Locate all lines in the data below that hold "screenshot" and show them.
———
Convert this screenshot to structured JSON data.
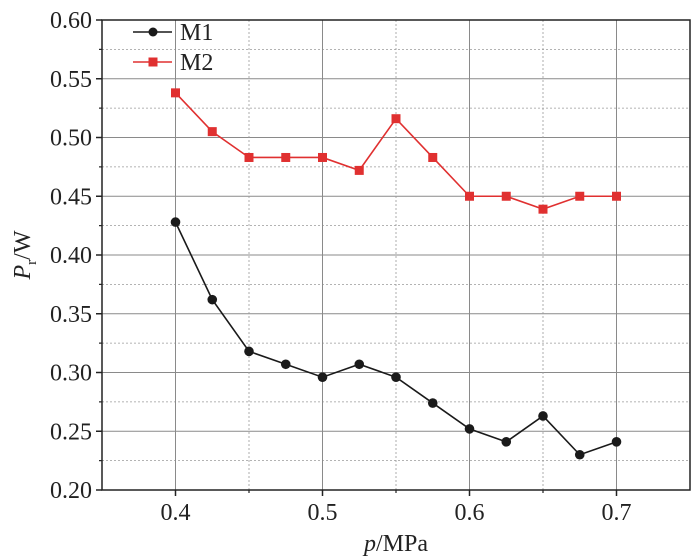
{
  "chart_data": {
    "type": "line",
    "title": "",
    "xlabel": {
      "italic": "p",
      "rest": "/MPa"
    },
    "ylabel": {
      "italic": "P",
      "sub": "r",
      "rest": "/W"
    },
    "x": [
      0.4,
      0.425,
      0.45,
      0.475,
      0.5,
      0.525,
      0.55,
      0.575,
      0.6,
      0.625,
      0.65,
      0.675,
      0.7
    ],
    "xlim": [
      0.35,
      0.75
    ],
    "ylim": [
      0.2,
      0.6
    ],
    "xticks": [
      "0.4",
      "0.5",
      "0.6",
      "0.7"
    ],
    "xtick_values": [
      0.4,
      0.5,
      0.6,
      0.7
    ],
    "yticks": [
      "0.20",
      "0.25",
      "0.30",
      "0.35",
      "0.40",
      "0.45",
      "0.50",
      "0.55",
      "0.60"
    ],
    "ytick_values": [
      0.2,
      0.25,
      0.3,
      0.35,
      0.4,
      0.45,
      0.5,
      0.55,
      0.6
    ],
    "grid": true,
    "legend_position": "top-left",
    "series": [
      {
        "name": "M1",
        "marker": "circle",
        "color": "#1a1a1a",
        "values": [
          0.428,
          0.362,
          0.318,
          0.307,
          0.296,
          0.307,
          0.296,
          0.274,
          0.252,
          0.241,
          0.263,
          0.23,
          0.241
        ]
      },
      {
        "name": "M2",
        "marker": "square",
        "color": "#e03030",
        "values": [
          0.538,
          0.505,
          0.483,
          0.483,
          0.483,
          0.472,
          0.516,
          0.483,
          0.45,
          0.45,
          0.439,
          0.45,
          0.45
        ]
      }
    ]
  }
}
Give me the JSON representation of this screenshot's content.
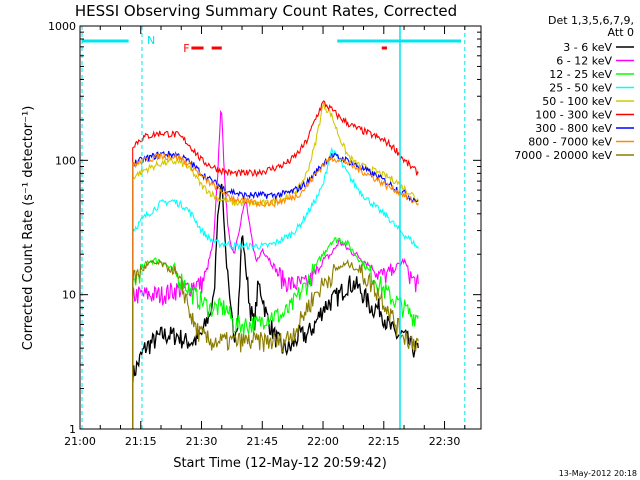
{
  "chart_data": {
    "type": "line",
    "title": "HESSI Observing Summary Count Rates, Corrected",
    "xlabel": "Start Time (12-May-12 20:59:42)",
    "ylabel": "Corrected Count Rate (s⁻¹ detector⁻¹)",
    "y_scale": "log",
    "xlim_minutes": [
      0,
      99
    ],
    "ylim": [
      1,
      1000
    ],
    "x_ticks": [
      "21:00",
      "21:15",
      "21:30",
      "21:45",
      "22:00",
      "22:15",
      "22:30"
    ],
    "y_ticks": [
      "1",
      "10",
      "100",
      "1000"
    ],
    "legend_header": [
      "Det 1,3,5,6,7,9,",
      "Att 0"
    ],
    "annotations": {
      "N": "N",
      "F": "F"
    },
    "footer_date": "13-May-2012 20:18",
    "colors": {
      "overlay": "#00e5ee",
      "flag": "#ff0000"
    },
    "series": [
      {
        "name": "3 - 6 keV",
        "color": "#000000",
        "x": [
          13,
          16,
          20,
          24,
          26,
          28,
          30,
          31,
          33,
          34,
          35,
          36,
          37,
          38,
          39,
          40,
          41,
          42,
          43,
          44,
          45,
          46,
          48,
          50,
          52,
          54,
          56,
          58,
          60,
          62,
          64,
          66,
          68,
          70,
          72,
          74,
          76,
          78,
          80,
          82,
          83.5
        ],
        "y": [
          2.5,
          4,
          5,
          5,
          4.5,
          4.5,
          5,
          6,
          9,
          40,
          70,
          20,
          8,
          5,
          7,
          30,
          15,
          8,
          6,
          12,
          10,
          7,
          5,
          4,
          4,
          5,
          5,
          6,
          8,
          9,
          10,
          12,
          12,
          10,
          8,
          8,
          6,
          5,
          5,
          4,
          4
        ]
      },
      {
        "name": "6 - 12 keV",
        "color": "#ff00ff",
        "x": [
          13,
          16,
          20,
          24,
          26,
          28,
          30,
          31,
          33,
          34,
          34.8,
          35.5,
          36.5,
          38,
          40,
          41,
          42,
          43,
          44,
          45,
          46,
          48,
          50,
          52,
          54,
          56,
          58,
          60,
          62,
          64,
          66,
          68,
          70,
          72,
          74,
          76,
          78,
          80,
          82,
          83.5
        ],
        "y": [
          10,
          10,
          10,
          11,
          11,
          12,
          12,
          14,
          25,
          80,
          270,
          100,
          30,
          20,
          40,
          50,
          30,
          20,
          18,
          22,
          20,
          16,
          13,
          12,
          12,
          12,
          14,
          18,
          20,
          25,
          22,
          20,
          18,
          16,
          14,
          14,
          16,
          18,
          13,
          12
        ]
      },
      {
        "name": "12 - 25 keV",
        "color": "#00ff00",
        "x": [
          13,
          15,
          17,
          20,
          23,
          26,
          28,
          30,
          32,
          34,
          35,
          36,
          37,
          38,
          40,
          42,
          44,
          46,
          48,
          50,
          52,
          54,
          56,
          58,
          60,
          62,
          64,
          66,
          68,
          70,
          72,
          74,
          76,
          78,
          80,
          82,
          83.5
        ],
        "y": [
          12,
          15,
          18,
          18,
          15,
          12,
          10,
          9,
          8,
          8,
          8,
          8,
          7,
          6,
          6,
          6,
          6,
          7,
          7,
          7,
          8,
          10,
          12,
          16,
          20,
          25,
          26,
          24,
          20,
          17,
          14,
          12,
          10,
          9,
          8,
          7,
          7
        ]
      },
      {
        "name": "25 - 50 keV",
        "color": "#00ffff",
        "x": [
          13,
          16,
          20,
          23,
          26,
          28,
          30,
          32,
          34,
          36,
          38,
          40,
          42,
          44,
          46,
          48,
          50,
          52,
          54,
          56,
          58,
          60,
          62,
          64,
          66,
          68,
          70,
          72,
          74,
          76,
          78,
          80,
          82,
          83.5
        ],
        "y": [
          30,
          38,
          48,
          50,
          45,
          38,
          30,
          26,
          24,
          24,
          23,
          23,
          23,
          23,
          23,
          24,
          26,
          28,
          32,
          40,
          50,
          65,
          120,
          100,
          80,
          65,
          55,
          48,
          42,
          38,
          32,
          28,
          25,
          22
        ]
      },
      {
        "name": "50 - 100 keV",
        "color": "#d4c800",
        "x": [
          13,
          16,
          20,
          24,
          26,
          28,
          30,
          32,
          34,
          36,
          38,
          40,
          42,
          44,
          46,
          48,
          50,
          52,
          54,
          56,
          58,
          60,
          62,
          64,
          66,
          68,
          70,
          72,
          74,
          76,
          78,
          80,
          82,
          83.5
        ],
        "y": [
          75,
          85,
          95,
          98,
          92,
          80,
          65,
          58,
          52,
          50,
          48,
          48,
          48,
          48,
          48,
          50,
          52,
          56,
          62,
          80,
          130,
          260,
          220,
          150,
          110,
          95,
          90,
          85,
          80,
          75,
          70,
          62,
          56,
          50
        ]
      },
      {
        "name": "100 - 300 keV",
        "color": "#ff0000",
        "x": [
          13,
          16,
          20,
          24,
          26,
          28,
          30,
          32,
          34,
          36,
          38,
          40,
          42,
          44,
          46,
          48,
          50,
          52,
          54,
          56,
          58,
          60,
          62,
          64,
          66,
          68,
          70,
          72,
          74,
          76,
          78,
          80,
          82,
          83.5
        ],
        "y": [
          130,
          150,
          160,
          155,
          140,
          120,
          100,
          92,
          86,
          82,
          80,
          80,
          80,
          82,
          84,
          88,
          92,
          100,
          115,
          140,
          200,
          270,
          240,
          210,
          190,
          175,
          165,
          155,
          145,
          135,
          120,
          100,
          88,
          80
        ]
      },
      {
        "name": "300 - 800 keV",
        "color": "#0000ff",
        "x": [
          13,
          16,
          20,
          24,
          26,
          28,
          30,
          32,
          34,
          36,
          38,
          40,
          42,
          44,
          46,
          48,
          50,
          52,
          54,
          56,
          58,
          60,
          62,
          64,
          66,
          68,
          70,
          72,
          74,
          76,
          78,
          80,
          82,
          83.5
        ],
        "y": [
          95,
          102,
          112,
          110,
          102,
          92,
          80,
          72,
          66,
          60,
          58,
          55,
          55,
          55,
          55,
          55,
          56,
          58,
          62,
          68,
          80,
          95,
          108,
          105,
          100,
          92,
          86,
          80,
          74,
          68,
          62,
          57,
          52,
          50
        ]
      },
      {
        "name": "800 - 7000 keV",
        "color": "#ff8c00",
        "x": [
          13,
          16,
          20,
          24,
          26,
          28,
          30,
          32,
          34,
          36,
          38,
          40,
          42,
          44,
          46,
          48,
          50,
          52,
          54,
          56,
          58,
          60,
          62,
          64,
          66,
          68,
          70,
          72,
          74,
          76,
          78,
          80,
          82,
          83.5
        ],
        "y": [
          92,
          100,
          108,
          106,
          98,
          88,
          76,
          68,
          62,
          56,
          52,
          50,
          49,
          48,
          48,
          48,
          50,
          52,
          56,
          64,
          78,
          92,
          104,
          102,
          96,
          88,
          82,
          76,
          70,
          64,
          60,
          55,
          50,
          48
        ]
      },
      {
        "name": "7000 - 20000 keV",
        "color": "#8b7d00",
        "x": [
          13,
          15,
          17,
          20,
          23,
          26,
          28,
          30,
          32,
          34,
          36,
          38,
          40,
          42,
          44,
          46,
          48,
          50,
          52,
          54,
          56,
          58,
          60,
          62,
          64,
          66,
          68,
          70,
          72,
          74,
          76,
          78,
          80,
          82,
          83.5
        ],
        "y": [
          13,
          15,
          17,
          17,
          15,
          10,
          6,
          5,
          4.5,
          4.5,
          4.5,
          4.5,
          4.5,
          4.5,
          4.5,
          4.5,
          4.5,
          4.5,
          5,
          6,
          8,
          10,
          12,
          14,
          16,
          17,
          16,
          14,
          12,
          10,
          8,
          6,
          5,
          4.5,
          4.5
        ]
      }
    ]
  }
}
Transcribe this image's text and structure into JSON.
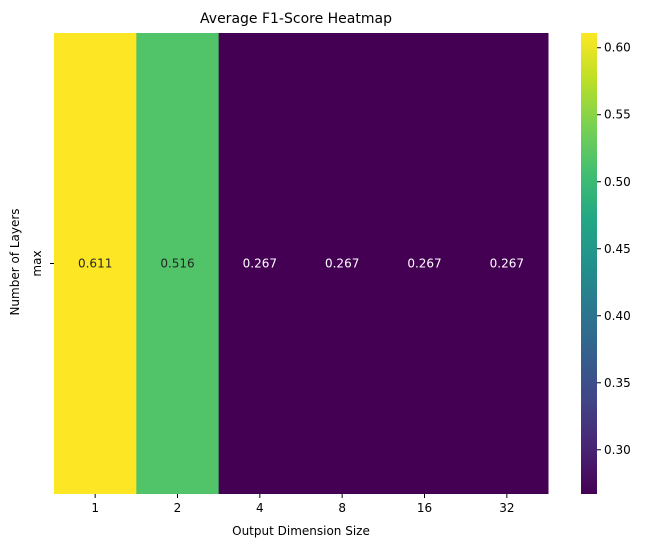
{
  "chart_data": {
    "type": "heatmap",
    "title": "Average F1-Score Heatmap",
    "xlabel": "Output Dimension Size",
    "ylabel": "Number of Layers",
    "x_categories": [
      "1",
      "2",
      "4",
      "8",
      "16",
      "32"
    ],
    "y_categories": [
      "max"
    ],
    "values": [
      [
        0.611,
        0.516,
        0.267,
        0.267,
        0.267,
        0.267
      ]
    ],
    "value_labels": [
      "0.611",
      "0.516",
      "0.267",
      "0.267",
      "0.267",
      "0.267"
    ],
    "colormap": "viridis",
    "colorbar": {
      "range": [
        0.267,
        0.611
      ],
      "ticks": [
        0.3,
        0.35,
        0.4,
        0.45,
        0.5,
        0.55,
        0.6
      ],
      "tick_labels": [
        "0.30",
        "0.35",
        "0.40",
        "0.45",
        "0.50",
        "0.55",
        "0.60"
      ]
    },
    "grid": false
  }
}
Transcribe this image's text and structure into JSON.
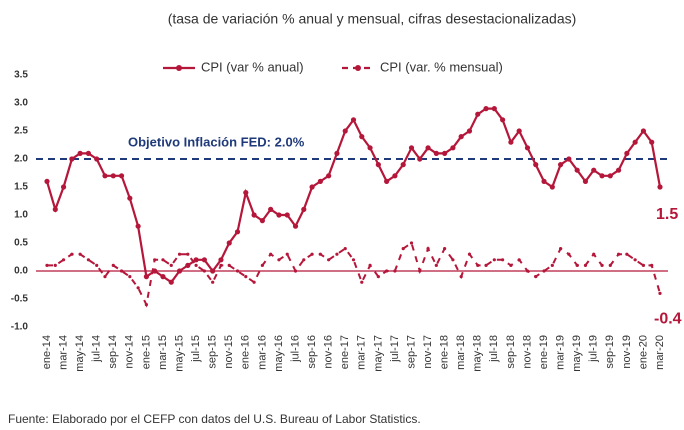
{
  "chart_data": {
    "type": "line",
    "subtitle": "(tasa de variación % anual y mensual, cifras desestacionalizadas)",
    "source": "Fuente: Elaborado por el CEFP con datos del U.S. Bureau of Labor Statistics.",
    "categories": [
      "ene-14",
      null,
      "mar-14",
      null,
      "may-14",
      null,
      "jul-14",
      null,
      "sep-14",
      null,
      "nov-14",
      null,
      "ene-15",
      null,
      "mar-15",
      null,
      "may-15",
      null,
      "jul-15",
      null,
      "sep-15",
      null,
      "nov-15",
      null,
      "ene-16",
      null,
      "mar-16",
      null,
      "may-16",
      null,
      "jul-16",
      null,
      "sep-16",
      null,
      "nov-16",
      null,
      "ene-17",
      null,
      "mar-17",
      null,
      "may-17",
      null,
      "jul-17",
      null,
      "sep-17",
      null,
      "nov-17",
      null,
      "ene-18",
      null,
      "mar-18",
      null,
      "may-18",
      null,
      "jul-18",
      null,
      "sep-18",
      null,
      "nov-18",
      null,
      "ene-19",
      null,
      "mar-19",
      null,
      "may-19",
      null,
      "jul-19",
      null,
      "sep-19",
      null,
      "nov-19",
      null,
      "ene-20",
      null,
      "mar-20"
    ],
    "series": [
      {
        "name": "CPI (var % anual)",
        "color": "#b5173a",
        "dashed": false,
        "values": [
          1.6,
          1.1,
          1.5,
          2.0,
          2.1,
          2.1,
          2.0,
          1.7,
          1.7,
          1.7,
          1.3,
          0.8,
          -0.1,
          0.0,
          -0.1,
          -0.2,
          0.0,
          0.1,
          0.2,
          0.2,
          0.0,
          0.2,
          0.5,
          0.7,
          1.4,
          1.0,
          0.9,
          1.1,
          1.0,
          1.0,
          0.8,
          1.1,
          1.5,
          1.6,
          1.7,
          2.1,
          2.5,
          2.7,
          2.4,
          2.2,
          1.9,
          1.6,
          1.7,
          1.9,
          2.2,
          2.0,
          2.2,
          2.1,
          2.1,
          2.2,
          2.4,
          2.5,
          2.8,
          2.9,
          2.9,
          2.7,
          2.3,
          2.5,
          2.2,
          1.9,
          1.6,
          1.5,
          1.9,
          2.0,
          1.8,
          1.6,
          1.8,
          1.7,
          1.7,
          1.8,
          2.1,
          2.3,
          2.5,
          2.3,
          1.5
        ]
      },
      {
        "name": "CPI (var. % mensual)",
        "color": "#b5173a",
        "dashed": true,
        "values": [
          0.1,
          0.1,
          0.2,
          0.3,
          0.3,
          0.2,
          0.1,
          -0.1,
          0.1,
          0.0,
          -0.1,
          -0.3,
          -0.6,
          0.2,
          0.2,
          0.1,
          0.3,
          0.3,
          0.1,
          0.0,
          -0.2,
          0.1,
          0.1,
          0.0,
          -0.1,
          -0.2,
          0.1,
          0.3,
          0.2,
          0.3,
          0.0,
          0.2,
          0.3,
          0.3,
          0.2,
          0.3,
          0.4,
          0.2,
          -0.2,
          0.1,
          -0.1,
          0.0,
          0.0,
          0.4,
          0.5,
          0.0,
          0.4,
          0.1,
          0.4,
          0.2,
          -0.1,
          0.3,
          0.1,
          0.1,
          0.2,
          0.2,
          0.1,
          0.2,
          0.0,
          -0.1,
          0.0,
          0.1,
          0.4,
          0.3,
          0.1,
          0.1,
          0.3,
          0.1,
          0.1,
          0.3,
          0.3,
          0.2,
          0.1,
          0.1,
          -0.4
        ]
      }
    ],
    "reference_line": {
      "value": 2.0,
      "label": "Objetivo Inflación FED: 2.0%",
      "color": "#1f3a7a"
    },
    "ylim": [
      -1.0,
      3.5
    ],
    "yticks": [
      3.5,
      {
        "value": 3,
        "label": "3.0"
      },
      2.5,
      {
        "value": 2,
        "label": "2.0"
      },
      1.5,
      {
        "value": 1,
        "label": "1.0"
      },
      0.5,
      {
        "value": 0,
        "label": "0.0"
      },
      -0.5,
      {
        "value": -1,
        "label": "-1.0"
      }
    ],
    "grid": false
  }
}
———
■ **Finished exercise**
Convert this screenshot to structured JSON data.
Give me the JSON representation of this screenshot's content.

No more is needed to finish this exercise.